◆ **Task requirements**: Wherever a line holds the word "melhor", copy that line out.

◆ **Working data**:
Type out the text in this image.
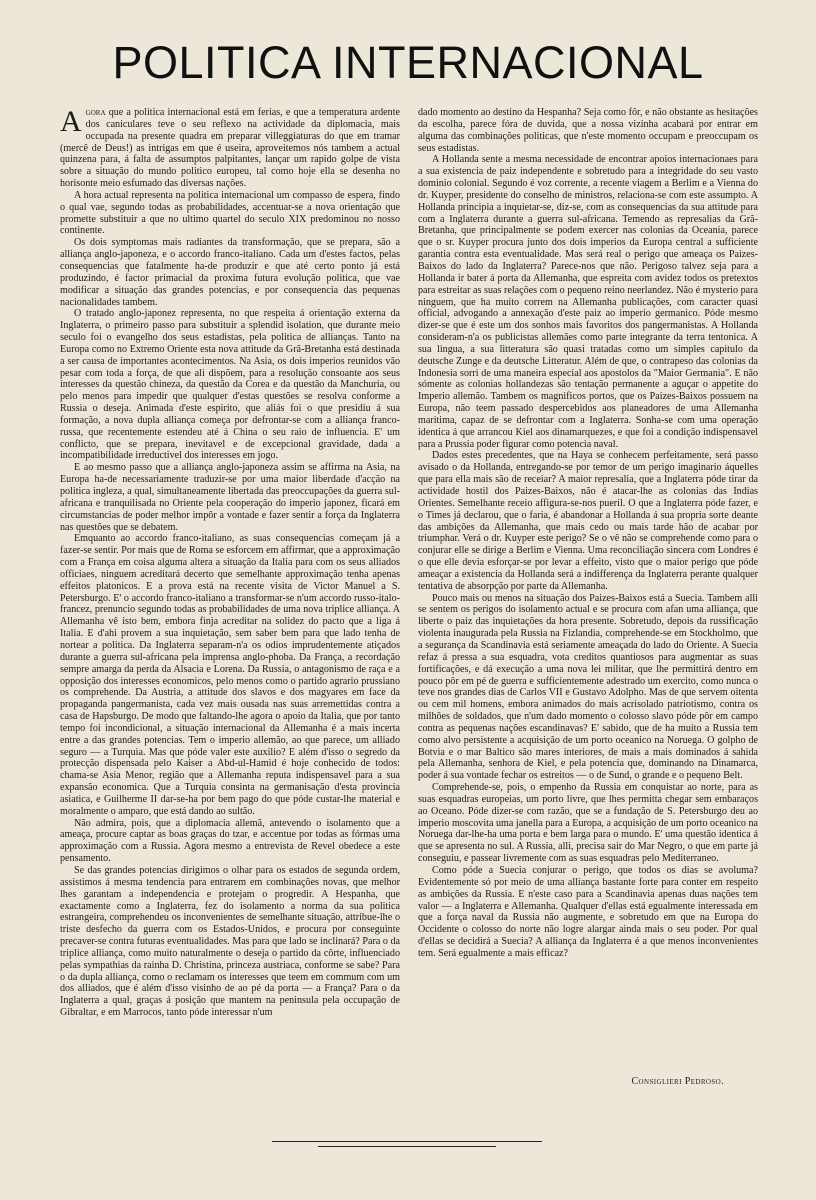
POLITICA INTERNACIONAL

Agora que a politica internacional está em ferias, e que a temperatura ardente dos caniculares teve o seu reflexo na actividade da diplomacia, mais occupada na presente quadra em preparar villeggiaturas do que em tramar (mercê de Deus!) as intrigas em que é useira, aproveitemos nós tambem a actual quinzena para, á falta de assumptos palpitantes, lançar um rapido golpe de vista sobre a situação do mundo politico europeu, tal como hoje ella se desenha no horisonte meio esfumado das diversas nações.

A hora actual representa na politica internacional um compasso de espera, findo o qual vae, segundo todas as probabilidades, accentuar-se a nova orientação que promette substituir a que no ultimo quartel do seculo XIX predominou no nosso continente.

Os dois symptomas mais radiantes da transformação, que se prepara, são a alliança anglo-japoneza, e o accordo franco-italiano. Cada um d'estes factos, pelas consequencias que fatalmente ha-de produzir e que até certo ponto já está produzindo, é factor primacial da proxima futura evolução politica, que vae modificar a situação das grandes potencias, e por consequencia das pequenas nacionalidades tambem.

O tratado anglo-japonez representa, no que respeita á orientação externa da Inglaterra, o primeiro passo para substituir a splendid isolation, que durante meio seculo foi o evangelho dos seus estadistas, pela politica de allianças. Tanto na Europa como no Extremo Oriente esta nova attitude da Grã-Bretanha está destinada a ser causa de importantes acontecimentos. Na Asia, os dois imperios reunidos vão pesar com toda a força, de que ali dispõem, para a resolução consoante aos seus interesses da questão chineza, da questão da Corea e da questão da Manchuria, ou pelo menos para impedir que qualquer d'estas questões se resolva conforme a Russia o deseja. Animada d'este espirito, que aliás foi o que presidiu á sua formação, a nova dupla alliança começa por defrontar-se com a alliança franco-russa, que recentemente estendeu até á China o seu raio de influencia. E' um conflicto, que se prepara, inevitavel e de excepcional gravidade, dada a incompatibilidade irreductivel dos interesses em jogo.

E ao mesmo passo que a alliança anglo-japoneza assim se affirma na Asia, na Europa ha-de necessariamente traduzir-se por uma maior liberdade d'acção na politica ingleza, a qual, simultaneamente libertada das preoccupações da guerra sul-africana e tranquilisada no Oriente pela cooperação do imperio japonez, ficará em circumstancias de poder melhor impôr a vontade e fazer sentir a força da Inglaterra nas questões que se debatem.

Emquanto ao accordo franco-italiano, as suas consequencias começam já a fazer-se sentir. Por mais que de Roma se esforcem em affirmar, que a approximação com a França em coisa alguma altera a situação da Italia para com os seus alliados officiaes, ninguem acreditará decerto que semelhante approximação tenha apenas effeitos platonicos. E a prova está na recente visita de Victor Manuel a S. Petersburgo. E' o accordo franco-italiano a transformar-se n'um accordo russo-italo-francez, prenuncio segundo todas as probabilidades de uma nova triplice alliança. A Allemanha vê isto bem, embora finja acreditar na solidez do pacto que a liga á Italia. E d'ahi provem a sua inquietação, sem saber bem para que lado tenha de nortear a politica. Da Inglaterra separam-n'a os odios imprudentemente atiçados durante a guerra sul-africana pela imprensa anglo-phoba. Da França, a recordação sempre amarga da perda da Alsacia e Lorena. Da Russia, o antagonismo de raça e a opposição dos interesses economicos, pelo menos como o partido agrario prussiano os comprehende. Da Austria, a attitude dos slavos e dos magyares em face da propaganda pangermanista, cada vez mais ousada nas suas arremettidas contra a casa de Hapsburgo. De modo que faltando-lhe agora o apoio da Italia, que por tanto tempo foi incondicional, a situação internacional da Allemanha é a mais incerta entre a das grandes potencias. Tem o imperio allemão, ao que parece, um alliado seguro — a Turquia. Mas que póde valer este auxilio? E além d'isso o segredo da protecção dispensada pelo Kaiser a Abd-ul-Hamid é hoje conhecido de todos: chama-se Asia Menor, região que a Allemanha reputa indispensavel para a sua expansão economica. Que a Turquia consinta na germanisação d'esta provincia asiatica, e Guilherme II dar-se-ha por bem pago do que póde custar-lhe material e moralmente o amparo, que está dando ao sultão.

Não admira, pois, que a diplomacia allemã, antevendo o isolamento que a ameaça, procure captar as boas graças do tzar, e accentue por todas as fórmas uma approximação com a Russia. Agora mesmo a entrevista de Revel obedece a este pensamento.

Se das grandes potencias dirigimos o olhar para os estados de segunda ordem, assistimos á mesma tendencia para entrarem em combinações novas, que melhor lhes garantam a independencia e protejam o progredir. A Hespanha, que exactamente como a Inglaterra, fez do isolamento a norma da sua politica estrangeira, comprehendeu os inconvenientes de semelhante situação, attribue-lhe o triste desfecho da guerra com os Estados-Unidos, e procura por conseguinte precaver-se contra futuras eventualidades. Mas para que lado se inclinará? Para o da triplice alliança, como muito naturalmente o deseja o partido da côrte, influenciado pelas sympathias da rainha D. Christina, princeza austriaca, conforme se sabe? Para o da dupla alliança, como o reclamam os interesses que teem em commum com um dos alliados, que é além d'isso visinho de ao pé da porta — a França? Para o da Inglaterra a qual, graças á posição que mantem na peninsula pela occupação de Gibraltar, e em Marrocos, tanto póde interessar n'um

dado momento ao destino da Hespanha? Seja como fôr, e não obstante as hesitações da escolha, parece fóra de duvida, que a nossa vizinha acabará por entrar em alguma das combinações politicas, que n'este momento occupam e preoccupam os seus estadistas.

A Hollanda sente a mesma necessidade de encontrar apoios internacionaes para a sua existencia de paiz independente e sobretudo para a integridade do seu vasto dominio colonial. Segundo é voz corrente, a recente viagem a Berlim e a Vienna do dr. Kuyper, presidente do conselho de ministros, relaciona-se com este assumpto. A Hollanda principia a inquietar-se, diz-se, com as consequencias da sua attitude para com a Inglaterra durante a guerra sul-africana. Temendo as represalias da Grã-Bretanha, que principalmente se podem exercer nas colonias da Oceania, parece que o sr. Kuyper procura junto dos dois imperios da Europa central a sufficiente garantia contra esta eventualidade. Mas será real o perigo que ameaça os Paizes-Baixos do lado da Inglaterra? Parece-nos que não. Perigoso talvez seja para a Hollanda ir bater á porta da Allemanha, que espreita com avidez todos os pretextos para estreitar as suas relações com o pequeno reino neerlandez. Não é mysterio para ninguem, que ha muito correm na Allemanha publicações, com caracter quasi official, advogando a annexação d'este paiz ao imperio germanico. Póde mesmo dizer-se que é este um dos sonhos mais favoritos dos pangermanistas. A Hollanda consideram-n'a os publicistas allemães como parte integrante da terra tentonica. A sua lingua, a sua litteratura são quasi tratadas como um simples capitulo da deutsche Zunge e da deutsche Litteratur. Além de que, o contrapeso das colonias da Indonesia sorri de uma maneira especial aos apostolos da "Maior Germania". E não sómente as colonias hollandezas são tentação permanente a aguçar o appetite do Imperio allemão. Tambem os magnificos portos, que os Paizes-Baixos possuem na Europa, não teem passado despercebidos aos planeadores de uma Allemanha maritima, capaz de se defrontar com a Inglaterra. Sonha-se com uma operação identica á que arrancou Kiel aos dinamarquezes, e que foi a condição indispensavel para a Prussia poder figurar como potencia naval.

Dados estes precedentes, que na Haya se conhecem perfeitamente, será passo avisado o da Hollanda, entregando-se por temor de um perigo imaginario áquelles que para ella mais são de receiar? A maior represalia, que a Inglaterra póde tirar da actividade hostil dos Paizes-Baixos, não é atacar-lhe as colonias das Indias Orientes. Semelhante receio affigura-se-nos pueril. O que a Inglaterra póde fazer, e o Times já declarou, que o faria, é abandonar a Hollanda á sua propria sorte deante das ambições da Allemanha, que mais cedo ou mais tarde hão de acabar por triumphar. Verá o dr. Kuyper este perigo? Se o vê não se comprehende como para o conjurar elle se dirige a Berlim e Vienna. Uma reconciliação sincera com Londres é o que elle devia esforçar-se por levar a effeito, visto que o maior perigo que póde ameaçar a existencia da Hollanda será a indifferença da Inglaterra perante qualquer tentativa de absorpção por parte da Allemanha.

Pouco mais ou menos na situação dos Paizes-Baixos está a Suecia. Tambem alli se sentem os perigos do isolamento actual e se procura com afan uma alliança, que liberte o paiz das inquietações da hora presente. Sobretudo, depois da russificação violenta inaugurada pela Russia na Fizlandia, comprehende-se em Stockholmo, que a segurança da Scandinavia está seriamente ameaçada do lado do Oriente. A Suecia refaz á pressa a sua esquadra, vota creditos quantiosos para augmentar as suas fortificações, e dá execução a uma nova lei militar, que lhe permittirá dentro em pouco pôr em pé de guerra e sufficientemente adestrado um exercito, como nunca o teve nos grandes dias de Carlos VII e Gustavo Adolpho. Mas de que servem oitenta ou cem mil homens, embora animados do mais acrisolado patriotismo, contra os milhões de soldados, que n'um dado momento o colosso slavo póde pôr em campo contra as pequenas nações escandinavas? E' sabido, que de ha muito a Russia tem como alvo persistente a acquisição de um porto oceanico na Noruega. O golpho de Botvia e o mar Baltico são mares interiores, de mais a mais dominados á sahida pela Allemanha, senhora de Kiel, e pela potencia que, dominando na Dinamarca, poder á sua vontade fechar os estreitos — o de Sund, o grande e o pequeno Belt.

Comprehende-se, pois, o empenho da Russia em conquistar ao norte, para as suas esquadras europeias, um porto livre, que lhes permitta chegar sem embaraços ao Oceano. Póde dizer-se com razão, que se a fundação de S. Petersburgo deu ao imperio moscovita uma janella para a Europa, a acquisição de um porto oceanico na Noruega dar-lhe-ha uma porta e bem larga para o mundo. E' uma questão identica á que se apresenta no sul. A Russia, alli, precisa sair do Mar Negro, o que em parte já conseguiu, e passear livremente com as suas esquadras pelo Mediterraneo.

Como póde a Suecia conjurar o perigo, que todos os dias se avoluma? Evidentemente só por meio de uma alliança bastante forte para conter em respeito as ambições da Russia. E n'este caso para a Scandinavia apenas duas nações tem valor — a Inglaterra e Allemanha. Qualquer d'ellas está egualmente interessada em que a força naval da Russia não augmente, e sobretudo em que na Europa do Occidente o colosso do norte não logre alargar ainda mais o seu poder. Por qual d'ellas se decidirá a Suecia? A alliança da Inglaterra é a que menos inconvenientes tem. Será egualmente a mais efficaz?

Consiglieri Pedroso.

◆ **Finished answer**:
E ao mesmo passo que a alliança anglo-japoneza assim se affirma na Asia, na Europa ha-de necessariamente traduzir-se por uma maior liberdade d'acção na politica ingleza, a qual, simultaneamente libertada das preoccupações da guerra sul-africana e tranquilisada no Oriente pela cooperação do imperio japonez, ficará em circumstancias de poder melhor impôr a vontade e fazer sentir a força da Inglaterra nas questões que se debatem.
Se das grandes potencias dirigimos o olhar para os estados de segunda ordem, assistimos á mesma tendencia para entrarem em combinações novas, que melhor lhes garantam a independencia e protejam o progredir. A Hespanha, que exactamente como a Inglaterra, fez do isolamento a norma da sua politica estrangeira, comprehendeu os inconvenientes de semelhante situação, attribue-lhe o triste desfecho da guerra com os Estados-Unidos, e procura por conseguinte precaver-se contra futuras eventualidades. Mas para que lado se inclinará? Para o da triplice alliança, como muito naturalmente o deseja o partido da côrte, influenciado pelas sympathias da rainha D. Christina, princeza austriaca, conforme se sabe? Para o da dupla alliança, como o reclamam os interesses que teem em commum com um dos alliados, que é além d'isso visinho de ao pé da porta — a França? Para o da Inglaterra a qual, graças á posição que mantem na peninsula pela occupação de Gibraltar, e em Marrocos, tanto póde interessar n'um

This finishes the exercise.